## Exercise details:
Will you print the material below without altering a single character?

## Data to use:
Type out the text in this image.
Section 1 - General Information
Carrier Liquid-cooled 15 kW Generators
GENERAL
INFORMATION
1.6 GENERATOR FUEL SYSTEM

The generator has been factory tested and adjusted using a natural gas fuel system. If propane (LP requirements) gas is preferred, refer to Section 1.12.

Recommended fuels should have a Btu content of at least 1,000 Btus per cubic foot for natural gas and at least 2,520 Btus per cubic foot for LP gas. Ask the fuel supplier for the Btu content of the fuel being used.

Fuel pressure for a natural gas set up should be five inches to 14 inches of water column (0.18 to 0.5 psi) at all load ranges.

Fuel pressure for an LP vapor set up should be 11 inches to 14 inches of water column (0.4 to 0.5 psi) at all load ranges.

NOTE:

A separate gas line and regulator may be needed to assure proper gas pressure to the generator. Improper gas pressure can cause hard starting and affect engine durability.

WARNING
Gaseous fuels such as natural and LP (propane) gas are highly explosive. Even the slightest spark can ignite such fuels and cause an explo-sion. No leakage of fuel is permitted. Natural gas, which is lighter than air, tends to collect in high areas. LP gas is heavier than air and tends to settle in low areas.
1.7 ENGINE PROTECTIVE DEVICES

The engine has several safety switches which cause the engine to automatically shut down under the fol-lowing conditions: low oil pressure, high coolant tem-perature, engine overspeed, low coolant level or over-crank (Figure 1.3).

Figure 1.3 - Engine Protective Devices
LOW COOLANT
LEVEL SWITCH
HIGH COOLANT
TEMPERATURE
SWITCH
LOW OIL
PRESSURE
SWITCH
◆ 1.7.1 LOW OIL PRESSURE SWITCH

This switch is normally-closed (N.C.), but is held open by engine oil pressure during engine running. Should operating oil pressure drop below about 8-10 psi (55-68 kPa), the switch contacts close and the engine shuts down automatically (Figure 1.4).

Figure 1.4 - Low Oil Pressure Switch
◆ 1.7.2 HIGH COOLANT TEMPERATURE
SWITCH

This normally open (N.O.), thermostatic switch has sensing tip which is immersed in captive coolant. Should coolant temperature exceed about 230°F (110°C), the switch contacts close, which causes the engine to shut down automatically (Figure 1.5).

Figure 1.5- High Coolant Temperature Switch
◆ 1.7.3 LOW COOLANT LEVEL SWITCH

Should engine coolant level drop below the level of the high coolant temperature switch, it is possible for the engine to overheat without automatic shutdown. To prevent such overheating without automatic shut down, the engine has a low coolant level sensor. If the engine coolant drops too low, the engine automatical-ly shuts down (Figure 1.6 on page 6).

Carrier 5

## Expected output:
Type out the text in this image.
Section 1 - General Information
Carrier Liquid-cooled 15 kW Generators
GENERAL
INFORMATION
1.6 GENERATOR FUEL SYSTEM

The generator has been factory tested and adjusted using a natural gas fuel system. If propane (LP requirements) gas is preferred, refer to Section 1.12.

Recommended fuels should have a Btu content of at least 1,000 Btus per cubic foot for natural gas and at least 2,520 Btus per cubic foot for LP gas. Ask the fuel supplier for the Btu content of the fuel being used.

Fuel pressure for a natural gas set up should be five inches to 14 inches of water column (0.18 to 0.5 psi) at all load ranges.

Fuel pressure for an LP vapor set up should be 11 inches to 14 inches of water column (0.4 to 0.5 psi) at all load ranges.

NOTE:

A separate gas line and regulator may be needed to assure proper gas pressure to the generator. Improper gas pressure can cause hard starting and affect engine durability.

WARNING
Gaseous fuels such as natural and LP (propane) gas are highly explosive. Even the slightest spark can ignite such fuels and cause an explo-sion. No leakage of fuel is permitted. Natural gas, which is lighter than air, tends to collect in high areas. LP gas is heavier than air and tends to settle in low areas.
1.7 ENGINE PROTECTIVE DEVICES

The engine has several safety switches which cause the engine to automatically shut down under the fol-lowing conditions: low oil pressure, high coolant tem-perature, engine overspeed, low coolant level or over-crank (Figure 1.3).

Figure 1.3 - Engine Protective Devices
LOW COOLANT
LEVEL SWITCH
HIGH COOLANT
TEMPERATURE
SWITCH
LOW OIL
PRESSURE
SWITCH
◆ 1.7.1 LOW OIL PRESSURE SWITCH

This switch is normally-closed (N.C.), but is held open by engine oil pressure during engine running. Should operating oil pressure drop below about 8-10 psi (55-68 kPa), the switch contacts close and the engine shuts down automatically (Figure 1.4).

Figure 1.4 - Low Oil Pressure Switch
◆ 1.7.2 HIGH COOLANT TEMPERATURE
SWITCH

This normally open (N.O.), thermostatic switch has sensing tip which is immersed in captive coolant. Should coolant temperature exceed about 230°F (110°C), the switch contacts close, which causes the engine to shut down automatically (Figure 1.5).

Figure 1.5- High Coolant Temperature Switch
◆ 1.7.3 LOW COOLANT LEVEL SWITCH

Should engine coolant level drop below the level of the high coolant temperature switch, it is possible for the engine to overheat without automatic shutdown. To prevent such overheating without automatic shut down, the engine has a low coolant level sensor. If the engine coolant drops too low, the engine automatical-ly shuts down (Figure 1.6 on page 6).

Carrier 5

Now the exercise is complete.